A third assay, the colorimetric (CM) assay, which utilizes fetuin as the substrate of the NA, is typically used to determine the titer of anti-NA antibodies because small substrates do not effectively compete with antibodies (3, 31). This assay is not widely used for antiviral susceptibility testing. Unlike the NA-Star and MUNANA synthetic substrates, fetuin is a large, natural, and soluble bovine glycoprotein that contains abundant neuraminic acids at the ends of its oligosaccharide moiety (which include the presence of two residues of α2,3-linked sialic acid and one residue of α2,6-linked sialic acid) (4, 33) and has been used as a substrate in NA-catalyzed reactions (3). Given that NAIs compete with the enzyme substrate for binding to the active site, the structure of the substrate can potentially influence the outcome of the competition and, as a result, the IC50. In this respect, fetuin may represent a better natural substrate for the enzyme-neuraminic acid attached via an α2,3 or α2,6 linkage to oligosaccharide chains on the cell surface. Furthermore, since the cleavage of each neuraminic acid is chemically converted, the CM assay can be a quantifiable method from which the resulting IC50s would correlate more closely to the NA activity of the virus tested. Despite these apparent advantages to the use of fetuin, the CM method relies on chemical reactions that are time-consuming, cumbersome, and impractical for high-throughput use. In addition, the assay requires concentrated virus stocks for testing. Thus, fetuin is still considered an undefined substrate that does not confer sufficient sensitivity or specificity for use in routine NAI susceptibility assays (34). The potential usefulness of a large substrate such as fetuin for assessment of the NAI susceptibilities of novel H1N1 viruses or novel inhibitors remains largely unexplored.

══════════════════════════════

### ASSIGNED TASK
According to the passage on the colorimetric assay, what does the CM assay require for testing? The rows that follow come from a different source than the passage on the colorimetric assay.

### INFORMATION
══════════════════════════════

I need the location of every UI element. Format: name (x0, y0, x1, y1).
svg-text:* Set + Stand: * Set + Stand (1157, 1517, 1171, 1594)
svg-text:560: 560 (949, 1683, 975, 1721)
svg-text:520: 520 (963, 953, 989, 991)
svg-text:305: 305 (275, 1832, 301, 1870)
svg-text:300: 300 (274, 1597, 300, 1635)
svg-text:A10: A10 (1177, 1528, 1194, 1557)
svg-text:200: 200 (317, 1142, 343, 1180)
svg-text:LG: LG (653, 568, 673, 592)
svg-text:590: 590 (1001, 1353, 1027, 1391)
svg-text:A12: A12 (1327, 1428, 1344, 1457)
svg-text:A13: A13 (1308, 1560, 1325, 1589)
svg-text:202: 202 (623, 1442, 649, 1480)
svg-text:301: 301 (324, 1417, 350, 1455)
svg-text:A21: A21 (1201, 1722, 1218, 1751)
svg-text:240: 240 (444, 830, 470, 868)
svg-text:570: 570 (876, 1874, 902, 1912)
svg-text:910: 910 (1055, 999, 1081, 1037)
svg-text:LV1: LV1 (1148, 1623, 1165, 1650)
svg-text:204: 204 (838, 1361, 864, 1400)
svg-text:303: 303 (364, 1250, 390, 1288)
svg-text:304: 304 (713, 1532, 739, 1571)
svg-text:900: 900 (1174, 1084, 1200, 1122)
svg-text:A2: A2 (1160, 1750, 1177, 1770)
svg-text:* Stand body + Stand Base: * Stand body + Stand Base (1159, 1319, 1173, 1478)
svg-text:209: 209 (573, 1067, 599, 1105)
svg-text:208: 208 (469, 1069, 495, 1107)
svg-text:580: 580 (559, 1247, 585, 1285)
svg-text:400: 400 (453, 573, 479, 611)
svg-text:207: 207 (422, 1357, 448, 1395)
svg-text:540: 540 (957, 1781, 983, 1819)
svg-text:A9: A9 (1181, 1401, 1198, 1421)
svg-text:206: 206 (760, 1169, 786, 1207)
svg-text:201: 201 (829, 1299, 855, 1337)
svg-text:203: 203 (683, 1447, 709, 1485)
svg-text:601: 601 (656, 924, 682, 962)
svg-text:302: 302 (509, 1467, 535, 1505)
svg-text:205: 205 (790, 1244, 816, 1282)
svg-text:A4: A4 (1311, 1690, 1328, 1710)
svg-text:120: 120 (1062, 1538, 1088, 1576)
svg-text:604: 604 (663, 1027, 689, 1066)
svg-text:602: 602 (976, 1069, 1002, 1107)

══════════════════════════════

### SOLUTION TO THE EXERCISE
Concentrated virus stocks.